Stated problem: Print all of the data below line for line, without changing a single character.

--- Start of Given information ---

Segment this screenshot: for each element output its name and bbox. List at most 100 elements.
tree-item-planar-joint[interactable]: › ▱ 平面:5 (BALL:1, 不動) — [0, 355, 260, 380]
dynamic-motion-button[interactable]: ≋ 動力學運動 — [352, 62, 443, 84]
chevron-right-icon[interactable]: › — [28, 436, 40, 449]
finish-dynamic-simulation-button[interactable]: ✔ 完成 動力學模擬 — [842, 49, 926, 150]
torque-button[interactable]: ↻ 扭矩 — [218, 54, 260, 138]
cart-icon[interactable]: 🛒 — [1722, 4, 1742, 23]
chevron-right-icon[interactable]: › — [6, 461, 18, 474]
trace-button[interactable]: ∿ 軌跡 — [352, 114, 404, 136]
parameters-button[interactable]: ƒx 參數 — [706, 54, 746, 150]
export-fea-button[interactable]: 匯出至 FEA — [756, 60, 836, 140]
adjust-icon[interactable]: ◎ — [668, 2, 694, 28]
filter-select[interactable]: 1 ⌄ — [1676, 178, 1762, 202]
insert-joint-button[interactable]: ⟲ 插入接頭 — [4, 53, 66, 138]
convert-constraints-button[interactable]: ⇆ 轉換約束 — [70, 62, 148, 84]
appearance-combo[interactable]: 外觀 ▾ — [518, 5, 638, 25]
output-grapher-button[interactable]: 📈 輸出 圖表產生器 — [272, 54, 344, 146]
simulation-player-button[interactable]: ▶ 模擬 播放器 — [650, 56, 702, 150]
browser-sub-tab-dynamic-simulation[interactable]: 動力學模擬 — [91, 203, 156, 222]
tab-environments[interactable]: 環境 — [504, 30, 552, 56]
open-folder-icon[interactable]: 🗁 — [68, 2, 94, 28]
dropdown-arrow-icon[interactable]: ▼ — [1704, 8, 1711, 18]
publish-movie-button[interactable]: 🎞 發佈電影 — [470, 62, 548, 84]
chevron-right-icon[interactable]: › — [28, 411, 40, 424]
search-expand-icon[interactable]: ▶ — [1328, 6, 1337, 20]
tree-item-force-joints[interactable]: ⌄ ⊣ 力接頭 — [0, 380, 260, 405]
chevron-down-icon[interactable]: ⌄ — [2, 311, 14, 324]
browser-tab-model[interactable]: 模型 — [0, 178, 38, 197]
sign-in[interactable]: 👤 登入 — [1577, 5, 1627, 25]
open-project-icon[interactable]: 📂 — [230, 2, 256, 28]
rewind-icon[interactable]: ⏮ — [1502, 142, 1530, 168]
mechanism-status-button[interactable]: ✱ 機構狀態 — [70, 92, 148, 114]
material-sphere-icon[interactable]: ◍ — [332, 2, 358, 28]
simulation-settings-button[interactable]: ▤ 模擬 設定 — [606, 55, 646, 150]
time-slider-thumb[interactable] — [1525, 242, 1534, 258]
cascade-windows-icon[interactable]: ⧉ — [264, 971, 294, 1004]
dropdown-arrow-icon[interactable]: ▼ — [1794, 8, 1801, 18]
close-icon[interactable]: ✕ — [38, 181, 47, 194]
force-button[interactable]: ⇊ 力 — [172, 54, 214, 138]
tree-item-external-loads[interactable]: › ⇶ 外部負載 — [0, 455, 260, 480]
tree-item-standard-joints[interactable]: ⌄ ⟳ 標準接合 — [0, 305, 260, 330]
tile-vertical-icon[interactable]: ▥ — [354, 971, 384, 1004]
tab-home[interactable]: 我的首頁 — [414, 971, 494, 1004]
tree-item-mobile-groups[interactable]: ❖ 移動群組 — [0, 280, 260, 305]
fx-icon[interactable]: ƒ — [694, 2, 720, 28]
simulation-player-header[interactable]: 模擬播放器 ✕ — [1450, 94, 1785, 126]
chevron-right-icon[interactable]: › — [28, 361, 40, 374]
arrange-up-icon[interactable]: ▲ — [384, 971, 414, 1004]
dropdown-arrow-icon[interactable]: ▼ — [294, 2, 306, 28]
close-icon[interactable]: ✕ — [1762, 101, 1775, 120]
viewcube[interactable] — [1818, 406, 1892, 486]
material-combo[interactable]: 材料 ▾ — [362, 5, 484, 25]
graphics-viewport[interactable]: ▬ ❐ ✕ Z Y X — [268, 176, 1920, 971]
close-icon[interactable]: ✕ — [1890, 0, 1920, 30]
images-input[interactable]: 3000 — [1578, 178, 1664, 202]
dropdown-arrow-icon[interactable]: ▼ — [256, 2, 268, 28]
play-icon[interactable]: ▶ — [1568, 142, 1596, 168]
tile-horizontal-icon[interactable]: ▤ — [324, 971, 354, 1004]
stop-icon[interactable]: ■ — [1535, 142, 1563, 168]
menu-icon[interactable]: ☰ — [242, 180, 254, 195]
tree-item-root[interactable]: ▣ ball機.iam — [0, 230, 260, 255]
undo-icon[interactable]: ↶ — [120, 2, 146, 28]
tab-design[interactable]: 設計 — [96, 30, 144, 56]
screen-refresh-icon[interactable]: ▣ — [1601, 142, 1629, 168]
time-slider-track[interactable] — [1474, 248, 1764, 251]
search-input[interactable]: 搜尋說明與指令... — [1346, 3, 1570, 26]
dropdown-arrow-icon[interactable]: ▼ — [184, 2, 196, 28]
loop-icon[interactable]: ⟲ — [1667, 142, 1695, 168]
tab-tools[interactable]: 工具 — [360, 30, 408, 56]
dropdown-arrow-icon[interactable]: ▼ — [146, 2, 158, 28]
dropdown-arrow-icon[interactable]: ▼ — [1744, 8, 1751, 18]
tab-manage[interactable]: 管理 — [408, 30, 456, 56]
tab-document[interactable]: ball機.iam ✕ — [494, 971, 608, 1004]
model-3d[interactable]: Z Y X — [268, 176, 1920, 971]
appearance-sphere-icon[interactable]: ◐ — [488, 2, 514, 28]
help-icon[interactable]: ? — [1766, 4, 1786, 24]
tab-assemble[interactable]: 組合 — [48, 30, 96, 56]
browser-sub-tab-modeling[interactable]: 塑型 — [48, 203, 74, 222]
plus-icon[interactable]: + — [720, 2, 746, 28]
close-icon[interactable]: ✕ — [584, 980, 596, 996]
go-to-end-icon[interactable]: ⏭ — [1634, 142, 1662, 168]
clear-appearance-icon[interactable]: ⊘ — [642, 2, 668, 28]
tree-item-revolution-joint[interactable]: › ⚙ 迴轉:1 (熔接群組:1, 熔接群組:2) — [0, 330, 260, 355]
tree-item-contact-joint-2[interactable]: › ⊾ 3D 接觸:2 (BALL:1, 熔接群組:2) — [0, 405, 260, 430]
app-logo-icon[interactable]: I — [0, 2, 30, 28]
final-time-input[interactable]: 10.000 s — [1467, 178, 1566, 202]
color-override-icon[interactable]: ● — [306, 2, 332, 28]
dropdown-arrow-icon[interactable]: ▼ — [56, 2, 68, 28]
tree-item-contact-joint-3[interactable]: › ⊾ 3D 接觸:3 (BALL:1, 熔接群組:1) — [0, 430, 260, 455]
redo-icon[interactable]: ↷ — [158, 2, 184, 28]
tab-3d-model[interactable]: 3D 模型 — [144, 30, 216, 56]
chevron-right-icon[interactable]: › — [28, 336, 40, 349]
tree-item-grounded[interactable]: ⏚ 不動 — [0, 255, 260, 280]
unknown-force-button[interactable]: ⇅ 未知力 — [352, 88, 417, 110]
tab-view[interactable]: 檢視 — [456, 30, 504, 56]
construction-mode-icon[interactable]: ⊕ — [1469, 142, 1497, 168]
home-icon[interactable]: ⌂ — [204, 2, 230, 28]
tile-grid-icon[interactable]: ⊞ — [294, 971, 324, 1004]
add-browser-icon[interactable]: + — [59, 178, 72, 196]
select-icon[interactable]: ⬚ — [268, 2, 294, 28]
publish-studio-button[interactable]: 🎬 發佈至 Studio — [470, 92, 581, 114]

--- End of Given information ---

Expected answer:
Segment this screenshot: for each element output its name and bbox. List at most 100 elements.
tree-item-planar-joint[interactable]: › ▱ 平面:5 (BALL:1, 不動) — [0, 355, 260, 380]
dynamic-motion-button[interactable]: ≋ 動力學運動 — [352, 62, 443, 84]
chevron-right-icon[interactable]: › — [28, 436, 40, 449]
finish-dynamic-simulation-button[interactable]: ✔ 完成 動力學模擬 — [842, 49, 926, 150]
torque-button[interactable]: ↻ 扭矩 — [218, 54, 260, 138]
cart-icon[interactable]: 🛒 — [1722, 4, 1742, 23]
chevron-right-icon[interactable]: › — [6, 461, 18, 474]
trace-button[interactable]: ∿ 軌跡 — [352, 114, 404, 136]
parameters-button[interactable]: ƒx 參數 — [706, 54, 746, 150]
export-fea-button[interactable]: 匯出至 FEA — [756, 60, 836, 140]
adjust-icon[interactable]: ◎ — [668, 2, 694, 28]
filter-select[interactable]: 1 ⌄ — [1676, 178, 1762, 202]
insert-joint-button[interactable]: ⟲ 插入接頭 — [4, 53, 66, 138]
convert-constraints-button[interactable]: ⇆ 轉換約束 — [70, 62, 148, 84]
appearance-combo[interactable]: 外觀 ▾ — [518, 5, 638, 25]
output-grapher-button[interactable]: 📈 輸出 圖表產生器 — [272, 54, 344, 146]
simulation-player-button[interactable]: ▶ 模擬 播放器 — [650, 56, 702, 150]
browser-sub-tab-dynamic-simulation[interactable]: 動力學模擬 — [91, 203, 156, 222]
tab-environments[interactable]: 環境 — [504, 30, 552, 56]
open-folder-icon[interactable]: 🗁 — [68, 2, 94, 28]
dropdown-arrow-icon[interactable]: ▼ — [1704, 8, 1711, 18]
publish-movie-button[interactable]: 🎞 發佈電影 — [470, 62, 548, 84]
chevron-right-icon[interactable]: › — [28, 411, 40, 424]
search-expand-icon[interactable]: ▶ — [1328, 6, 1337, 20]
tree-item-force-joints[interactable]: ⌄ ⊣ 力接頭 — [0, 380, 260, 405]
chevron-down-icon[interactable]: ⌄ — [2, 311, 14, 324]
browser-tab-model[interactable]: 模型 — [0, 178, 38, 197]
sign-in[interactable]: 👤 登入 — [1577, 5, 1627, 25]
open-project-icon[interactable]: 📂 — [230, 2, 256, 28]
rewind-icon[interactable]: ⏮ — [1502, 142, 1530, 168]
mechanism-status-button[interactable]: ✱ 機構狀態 — [70, 92, 148, 114]
material-sphere-icon[interactable]: ◍ — [332, 2, 358, 28]
simulation-settings-button[interactable]: ▤ 模擬 設定 — [606, 55, 646, 150]
time-slider-thumb[interactable] — [1525, 242, 1534, 258]
cascade-windows-icon[interactable]: ⧉ — [264, 971, 294, 1004]
dropdown-arrow-icon[interactable]: ▼ — [1794, 8, 1801, 18]
close-icon[interactable]: ✕ — [38, 181, 47, 194]
force-button[interactable]: ⇊ 力 — [172, 54, 214, 138]
tree-item-external-loads[interactable]: › ⇶ 外部負載 — [0, 455, 260, 480]
tree-item-standard-joints[interactable]: ⌄ ⟳ 標準接合 — [0, 305, 260, 330]
tile-vertical-icon[interactable]: ▥ — [354, 971, 384, 1004]
tab-home[interactable]: 我的首頁 — [414, 971, 494, 1004]
tree-item-mobile-groups[interactable]: ❖ 移動群組 — [0, 280, 260, 305]
fx-icon[interactable]: ƒ — [694, 2, 720, 28]
simulation-player-header[interactable]: 模擬播放器 ✕ — [1450, 94, 1785, 126]
chevron-right-icon[interactable]: › — [28, 361, 40, 374]
arrange-up-icon[interactable]: ▲ — [384, 971, 414, 1004]
dropdown-arrow-icon[interactable]: ▼ — [294, 2, 306, 28]
close-icon[interactable]: ✕ — [1762, 101, 1775, 120]
viewcube[interactable] — [1818, 406, 1892, 486]
material-combo[interactable]: 材料 ▾ — [362, 5, 484, 25]
graphics-viewport[interactable]: ▬ ❐ ✕ Z Y X — [268, 176, 1920, 971]
close-icon[interactable]: ✕ — [1890, 0, 1920, 30]
images-input[interactable]: 3000 — [1578, 178, 1664, 202]
dropdown-arrow-icon[interactable]: ▼ — [256, 2, 268, 28]
play-icon[interactable]: ▶ — [1568, 142, 1596, 168]
tile-horizontal-icon[interactable]: ▤ — [324, 971, 354, 1004]
stop-icon[interactable]: ■ — [1535, 142, 1563, 168]
menu-icon[interactable]: ☰ — [242, 180, 254, 195]
tree-item-root[interactable]: ▣ ball機.iam — [0, 230, 260, 255]
undo-icon[interactable]: ↶ — [120, 2, 146, 28]
tab-design[interactable]: 設計 — [96, 30, 144, 56]
screen-refresh-icon[interactable]: ▣ — [1601, 142, 1629, 168]
time-slider-track[interactable] — [1474, 248, 1764, 251]
search-input[interactable]: 搜尋說明與指令... — [1346, 3, 1570, 26]
dropdown-arrow-icon[interactable]: ▼ — [184, 2, 196, 28]
loop-icon[interactable]: ⟲ — [1667, 142, 1695, 168]
tab-tools[interactable]: 工具 — [360, 30, 408, 56]
dropdown-arrow-icon[interactable]: ▼ — [146, 2, 158, 28]
dropdown-arrow-icon[interactable]: ▼ — [1744, 8, 1751, 18]
tab-manage[interactable]: 管理 — [408, 30, 456, 56]
tab-document[interactable]: ball機.iam ✕ — [494, 971, 608, 1004]
model-3d[interactable]: Z Y X — [268, 176, 1920, 971]
appearance-sphere-icon[interactable]: ◐ — [488, 2, 514, 28]
help-icon[interactable]: ? — [1766, 4, 1786, 24]
tab-assemble[interactable]: 組合 — [48, 30, 96, 56]
browser-sub-tab-modeling[interactable]: 塑型 — [48, 203, 74, 222]
plus-icon[interactable]: + — [720, 2, 746, 28]
close-icon[interactable]: ✕ — [584, 980, 596, 996]
go-to-end-icon[interactable]: ⏭ — [1634, 142, 1662, 168]
clear-appearance-icon[interactable]: ⊘ — [642, 2, 668, 28]
tree-item-revolution-joint[interactable]: › ⚙ 迴轉:1 (熔接群組:1, 熔接群組:2) — [0, 330, 260, 355]
tree-item-contact-joint-2[interactable]: › ⊾ 3D 接觸:2 (BALL:1, 熔接群組:2) — [0, 405, 260, 430]
app-logo-icon[interactable]: I — [0, 2, 30, 28]
final-time-input[interactable]: 10.000 s — [1467, 178, 1566, 202]
color-override-icon[interactable]: ● — [306, 2, 332, 28]
dropdown-arrow-icon[interactable]: ▼ — [56, 2, 68, 28]
tree-item-contact-joint-3[interactable]: › ⊾ 3D 接觸:3 (BALL:1, 熔接群組:1) — [0, 430, 260, 455]
redo-icon[interactable]: ↷ — [158, 2, 184, 28]
tab-3d-model[interactable]: 3D 模型 — [144, 30, 216, 56]
chevron-right-icon[interactable]: › — [28, 336, 40, 349]
tree-item-grounded[interactable]: ⏚ 不動 — [0, 255, 260, 280]
unknown-force-button[interactable]: ⇅ 未知力 — [352, 88, 417, 110]
tab-view[interactable]: 檢視 — [456, 30, 504, 56]
construction-mode-icon[interactable]: ⊕ — [1469, 142, 1497, 168]
home-icon[interactable]: ⌂ — [204, 2, 230, 28]
tile-grid-icon[interactable]: ⊞ — [294, 971, 324, 1004]
add-browser-icon[interactable]: + — [59, 178, 72, 196]
select-icon[interactable]: ⬚ — [268, 2, 294, 28]
publish-studio-button[interactable]: 🎬 發佈至 Studio — [470, 92, 581, 114]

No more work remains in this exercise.